| Stated task |
Take the data below and repeat it exactly.

Stored data:
/---

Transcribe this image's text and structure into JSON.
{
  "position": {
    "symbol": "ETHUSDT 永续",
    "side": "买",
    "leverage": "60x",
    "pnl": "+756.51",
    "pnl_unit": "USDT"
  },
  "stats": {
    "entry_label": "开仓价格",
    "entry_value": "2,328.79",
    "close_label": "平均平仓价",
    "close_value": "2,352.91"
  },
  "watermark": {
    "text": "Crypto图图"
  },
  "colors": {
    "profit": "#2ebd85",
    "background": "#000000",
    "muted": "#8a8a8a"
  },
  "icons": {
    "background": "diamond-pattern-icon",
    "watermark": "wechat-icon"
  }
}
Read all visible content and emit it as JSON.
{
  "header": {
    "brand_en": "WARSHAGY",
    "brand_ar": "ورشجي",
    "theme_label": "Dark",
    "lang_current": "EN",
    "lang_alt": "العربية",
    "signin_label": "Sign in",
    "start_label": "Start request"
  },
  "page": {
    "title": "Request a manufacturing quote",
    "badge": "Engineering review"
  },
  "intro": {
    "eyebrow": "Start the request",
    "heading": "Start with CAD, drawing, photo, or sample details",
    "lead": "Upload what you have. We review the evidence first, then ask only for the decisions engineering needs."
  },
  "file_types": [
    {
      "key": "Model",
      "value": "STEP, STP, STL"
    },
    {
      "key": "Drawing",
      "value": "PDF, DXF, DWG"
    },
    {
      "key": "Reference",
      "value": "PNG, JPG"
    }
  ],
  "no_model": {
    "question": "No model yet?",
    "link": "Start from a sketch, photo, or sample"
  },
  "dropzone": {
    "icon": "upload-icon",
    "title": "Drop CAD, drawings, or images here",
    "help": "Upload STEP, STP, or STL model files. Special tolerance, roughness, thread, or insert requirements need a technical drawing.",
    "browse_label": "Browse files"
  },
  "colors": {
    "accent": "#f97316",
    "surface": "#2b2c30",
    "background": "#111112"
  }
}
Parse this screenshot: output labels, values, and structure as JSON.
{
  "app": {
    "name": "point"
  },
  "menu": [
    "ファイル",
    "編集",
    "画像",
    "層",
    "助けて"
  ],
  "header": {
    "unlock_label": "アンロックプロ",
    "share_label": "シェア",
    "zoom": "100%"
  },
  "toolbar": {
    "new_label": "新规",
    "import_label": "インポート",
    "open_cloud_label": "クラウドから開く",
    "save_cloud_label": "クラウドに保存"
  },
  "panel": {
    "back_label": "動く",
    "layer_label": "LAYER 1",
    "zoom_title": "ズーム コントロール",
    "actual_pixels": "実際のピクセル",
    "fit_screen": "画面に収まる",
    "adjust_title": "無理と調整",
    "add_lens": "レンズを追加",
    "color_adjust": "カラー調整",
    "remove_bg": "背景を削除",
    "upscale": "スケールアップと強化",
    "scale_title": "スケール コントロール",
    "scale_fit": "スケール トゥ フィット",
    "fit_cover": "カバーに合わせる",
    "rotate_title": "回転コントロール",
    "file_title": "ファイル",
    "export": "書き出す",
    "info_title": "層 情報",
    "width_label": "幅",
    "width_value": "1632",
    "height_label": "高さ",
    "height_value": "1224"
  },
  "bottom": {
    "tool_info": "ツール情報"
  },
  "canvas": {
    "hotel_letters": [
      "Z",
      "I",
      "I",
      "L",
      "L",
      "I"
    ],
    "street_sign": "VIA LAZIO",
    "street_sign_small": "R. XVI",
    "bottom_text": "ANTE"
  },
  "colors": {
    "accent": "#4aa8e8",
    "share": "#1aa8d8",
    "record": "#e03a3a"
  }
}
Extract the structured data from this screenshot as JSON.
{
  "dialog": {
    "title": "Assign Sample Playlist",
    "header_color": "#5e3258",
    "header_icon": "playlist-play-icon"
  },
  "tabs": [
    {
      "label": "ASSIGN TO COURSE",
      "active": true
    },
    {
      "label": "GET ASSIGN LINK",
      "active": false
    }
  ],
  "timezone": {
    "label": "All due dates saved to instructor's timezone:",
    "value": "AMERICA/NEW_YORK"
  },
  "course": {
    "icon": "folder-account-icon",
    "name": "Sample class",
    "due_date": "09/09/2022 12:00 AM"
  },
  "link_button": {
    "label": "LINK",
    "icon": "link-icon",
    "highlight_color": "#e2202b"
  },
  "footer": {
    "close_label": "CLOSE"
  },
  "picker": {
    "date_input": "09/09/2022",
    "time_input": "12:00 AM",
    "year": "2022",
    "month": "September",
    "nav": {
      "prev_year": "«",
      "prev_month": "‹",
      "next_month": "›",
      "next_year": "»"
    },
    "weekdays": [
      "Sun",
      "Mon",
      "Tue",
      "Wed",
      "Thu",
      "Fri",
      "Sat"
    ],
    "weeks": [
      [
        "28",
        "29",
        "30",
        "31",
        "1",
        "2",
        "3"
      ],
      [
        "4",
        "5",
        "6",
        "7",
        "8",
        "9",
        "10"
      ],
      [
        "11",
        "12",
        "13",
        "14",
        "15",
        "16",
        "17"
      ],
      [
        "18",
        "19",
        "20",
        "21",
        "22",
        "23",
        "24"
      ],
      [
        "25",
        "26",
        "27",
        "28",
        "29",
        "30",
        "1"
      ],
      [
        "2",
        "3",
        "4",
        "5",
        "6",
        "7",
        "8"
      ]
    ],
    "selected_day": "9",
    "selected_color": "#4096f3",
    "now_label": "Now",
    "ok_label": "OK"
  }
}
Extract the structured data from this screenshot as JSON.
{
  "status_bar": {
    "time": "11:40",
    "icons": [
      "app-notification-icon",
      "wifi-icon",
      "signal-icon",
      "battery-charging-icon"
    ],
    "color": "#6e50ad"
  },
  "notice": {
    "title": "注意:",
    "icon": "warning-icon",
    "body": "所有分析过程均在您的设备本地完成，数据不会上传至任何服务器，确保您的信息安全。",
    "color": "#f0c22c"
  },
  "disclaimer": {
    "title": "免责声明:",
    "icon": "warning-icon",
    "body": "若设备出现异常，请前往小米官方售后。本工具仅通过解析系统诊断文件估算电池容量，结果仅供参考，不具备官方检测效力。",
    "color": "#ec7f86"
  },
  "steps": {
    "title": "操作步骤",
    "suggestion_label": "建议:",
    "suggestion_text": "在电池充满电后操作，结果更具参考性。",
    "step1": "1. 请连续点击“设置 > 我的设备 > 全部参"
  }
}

\---

| Full answer |
Transcribe this image's text and structure into JSON.
{
  "position": {
    "symbol": "ETHUSDT 永续",
    "side": "买",
    "leverage": "60x",
    "pnl": "+756.51",
    "pnl_unit": "USDT"
  },
  "stats": {
    "entry_label": "开仓价格",
    "entry_value": "2,328.79",
    "close_label": "平均平仓价",
    "close_value": "2,352.91"
  },
  "watermark": {
    "text": "Crypto图图"
  },
  "colors": {
    "profit": "#2ebd85",
    "background": "#000000",
    "muted": "#8a8a8a"
  },
  "icons": {
    "background": "diamond-pattern-icon",
    "watermark": "wechat-icon"
  }
}
Read all visible content and emit it as JSON.
{
  "header": {
    "brand_en": "WARSHAGY",
    "brand_ar": "ورشجي",
    "theme_label": "Dark",
    "lang_current": "EN",
    "lang_alt": "العربية",
    "signin_label": "Sign in",
    "start_label": "Start request"
  },
  "page": {
    "title": "Request a manufacturing quote",
    "badge": "Engineering review"
  },
  "intro": {
    "eyebrow": "Start the request",
    "heading": "Start with CAD, drawing, photo, or sample details",
    "lead": "Upload what you have. We review the evidence first, then ask only for the decisions engineering needs."
  },
  "file_types": [
    {
      "key": "Model",
      "value": "STEP, STP, STL"
    },
    {
      "key": "Drawing",
      "value": "PDF, DXF, DWG"
    },
    {
      "key": "Reference",
      "value": "PNG, JPG"
    }
  ],
  "no_model": {
    "question": "No model yet?",
    "link": "Start from a sketch, photo, or sample"
  },
  "dropzone": {
    "icon": "upload-icon",
    "title": "Drop CAD, drawings, or images here",
    "help": "Upload STEP, STP, or STL model files. Special tolerance, roughness, thread, or insert requirements need a technical drawing.",
    "browse_label": "Browse files"
  },
  "colors": {
    "accent": "#f97316",
    "surface": "#2b2c30",
    "background": "#111112"
  }
}
Parse this screenshot: output labels, values, and structure as JSON.
{
  "app": {
    "name": "point"
  },
  "menu": [
    "ファイル",
    "編集",
    "画像",
    "層",
    "助けて"
  ],
  "header": {
    "unlock_label": "アンロックプロ",
    "share_label": "シェア",
    "zoom": "100%"
  },
  "toolbar": {
    "new_label": "新规",
    "import_label": "インポート",
    "open_cloud_label": "クラウドから開く",
    "save_cloud_label": "クラウドに保存"
  },
  "panel": {
    "back_label": "動く",
    "layer_label": "LAYER 1",
    "zoom_title": "ズーム コントロール",
    "actual_pixels": "実際のピクセル",
    "fit_screen": "画面に収まる",
    "adjust_title": "無理と調整",
    "add_lens": "レンズを追加",
    "color_adjust": "カラー調整",
    "remove_bg": "背景を削除",
    "upscale": "スケールアップと強化",
    "scale_title": "スケール コントロール",
    "scale_fit": "スケール トゥ フィット",
    "fit_cover": "カバーに合わせる",
    "rotate_title": "回転コントロール",
    "file_title": "ファイル",
    "export": "書き出す",
    "info_title": "層 情報",
    "width_label": "幅",
    "width_value": "1632",
    "height_label": "高さ",
    "height_value": "1224"
  },
  "bottom": {
    "tool_info": "ツール情報"
  },
  "canvas": {
    "hotel_letters": [
      "Z",
      "I",
      "I",
      "L",
      "L",
      "I"
    ],
    "street_sign": "VIA LAZIO",
    "street_sign_small": "R. XVI",
    "bottom_text": "ANTE"
  },
  "colors": {
    "accent": "#4aa8e8",
    "share": "#1aa8d8",
    "record": "#e03a3a"
  }
}
Extract the structured data from this screenshot as JSON.
{
  "dialog": {
    "title": "Assign Sample Playlist",
    "header_color": "#5e3258",
    "header_icon": "playlist-play-icon"
  },
  "tabs": [
    {
      "label": "ASSIGN TO COURSE",
      "active": true
    },
    {
      "label": "GET ASSIGN LINK",
      "active": false
    }
  ],
  "timezone": {
    "label": "All due dates saved to instructor's timezone:",
    "value": "AMERICA/NEW_YORK"
  },
  "course": {
    "icon": "folder-account-icon",
    "name": "Sample class",
    "due_date": "09/09/2022 12:00 AM"
  },
  "link_button": {
    "label": "LINK",
    "icon": "link-icon",
    "highlight_color": "#e2202b"
  },
  "footer": {
    "close_label": "CLOSE"
  },
  "picker": {
    "date_input": "09/09/2022",
    "time_input": "12:00 AM",
    "year": "2022",
    "month": "September",
    "nav": {
      "prev_year": "«",
      "prev_month": "‹",
      "next_month": "›",
      "next_year": "»"
    },
    "weekdays": [
      "Sun",
      "Mon",
      "Tue",
      "Wed",
      "Thu",
      "Fri",
      "Sat"
    ],
    "weeks": [
      [
        "28",
        "29",
        "30",
        "31",
        "1",
        "2",
        "3"
      ],
      [
        "4",
        "5",
        "6",
        "7",
        "8",
        "9",
        "10"
      ],
      [
        "11",
        "12",
        "13",
        "14",
        "15",
        "16",
        "17"
      ],
      [
        "18",
        "19",
        "20",
        "21",
        "22",
        "23",
        "24"
      ],
      [
        "25",
        "26",
        "27",
        "28",
        "29",
        "30",
        "1"
      ],
      [
        "2",
        "3",
        "4",
        "5",
        "6",
        "7",
        "8"
      ]
    ],
    "selected_day": "9",
    "selected_color": "#4096f3",
    "now_label": "Now",
    "ok_label": "OK"
  }
}
Extract the structured data from this screenshot as JSON.
{
  "status_bar": {
    "time": "11:40",
    "icons": [
      "app-notification-icon",
      "wifi-icon",
      "signal-icon",
      "battery-charging-icon"
    ],
    "color": "#6e50ad"
  },
  "notice": {
    "title": "注意:",
    "icon": "warning-icon",
    "body": "所有分析过程均在您的设备本地完成，数据不会上传至任何服务器，确保您的信息安全。",
    "color": "#f0c22c"
  },
  "disclaimer": {
    "title": "免责声明:",
    "icon": "warning-icon",
    "body": "若设备出现异常，请前往小米官方售后。本工具仅通过解析系统诊断文件估算电池容量，结果仅供参考，不具备官方检测效力。",
    "color": "#ec7f86"
  },
  "steps": {
    "title": "操作步骤",
    "suggestion_label": "建议:",
    "suggestion_text": "在电池充满电后操作，结果更具参考性。",
    "step1": "1. 请连续点击“设置 > 我的设备 > 全部参"
  }
}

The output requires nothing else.